Lines containing "Sample" are to be counted. Report the count alone.

▶ Stored rows

## Start

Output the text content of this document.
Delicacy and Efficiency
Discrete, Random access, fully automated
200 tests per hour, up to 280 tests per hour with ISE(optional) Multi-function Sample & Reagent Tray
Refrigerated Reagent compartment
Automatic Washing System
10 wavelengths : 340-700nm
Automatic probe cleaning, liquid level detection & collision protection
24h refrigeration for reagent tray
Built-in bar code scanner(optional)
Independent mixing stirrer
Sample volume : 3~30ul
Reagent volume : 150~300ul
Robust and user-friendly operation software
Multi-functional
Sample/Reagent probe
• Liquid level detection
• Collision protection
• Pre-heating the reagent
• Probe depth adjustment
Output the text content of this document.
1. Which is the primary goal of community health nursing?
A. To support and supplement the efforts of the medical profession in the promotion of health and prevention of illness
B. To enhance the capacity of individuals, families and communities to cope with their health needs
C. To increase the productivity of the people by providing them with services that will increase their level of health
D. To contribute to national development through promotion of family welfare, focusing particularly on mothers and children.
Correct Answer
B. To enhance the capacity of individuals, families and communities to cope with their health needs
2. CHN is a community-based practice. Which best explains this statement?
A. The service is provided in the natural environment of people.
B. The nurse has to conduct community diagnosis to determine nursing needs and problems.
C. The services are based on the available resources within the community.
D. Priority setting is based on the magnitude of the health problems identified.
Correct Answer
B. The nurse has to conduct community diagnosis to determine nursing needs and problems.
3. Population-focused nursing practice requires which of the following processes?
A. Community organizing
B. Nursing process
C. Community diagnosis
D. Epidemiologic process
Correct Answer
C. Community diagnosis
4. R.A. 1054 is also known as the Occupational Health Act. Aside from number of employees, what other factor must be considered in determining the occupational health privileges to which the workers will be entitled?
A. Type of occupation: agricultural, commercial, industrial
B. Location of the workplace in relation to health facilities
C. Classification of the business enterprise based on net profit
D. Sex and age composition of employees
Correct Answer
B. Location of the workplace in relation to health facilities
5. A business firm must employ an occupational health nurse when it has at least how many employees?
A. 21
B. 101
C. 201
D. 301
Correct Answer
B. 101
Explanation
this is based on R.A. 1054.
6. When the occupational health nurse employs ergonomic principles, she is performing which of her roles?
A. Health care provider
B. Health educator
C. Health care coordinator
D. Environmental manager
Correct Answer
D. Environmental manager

## End

▶ Exercise solution
3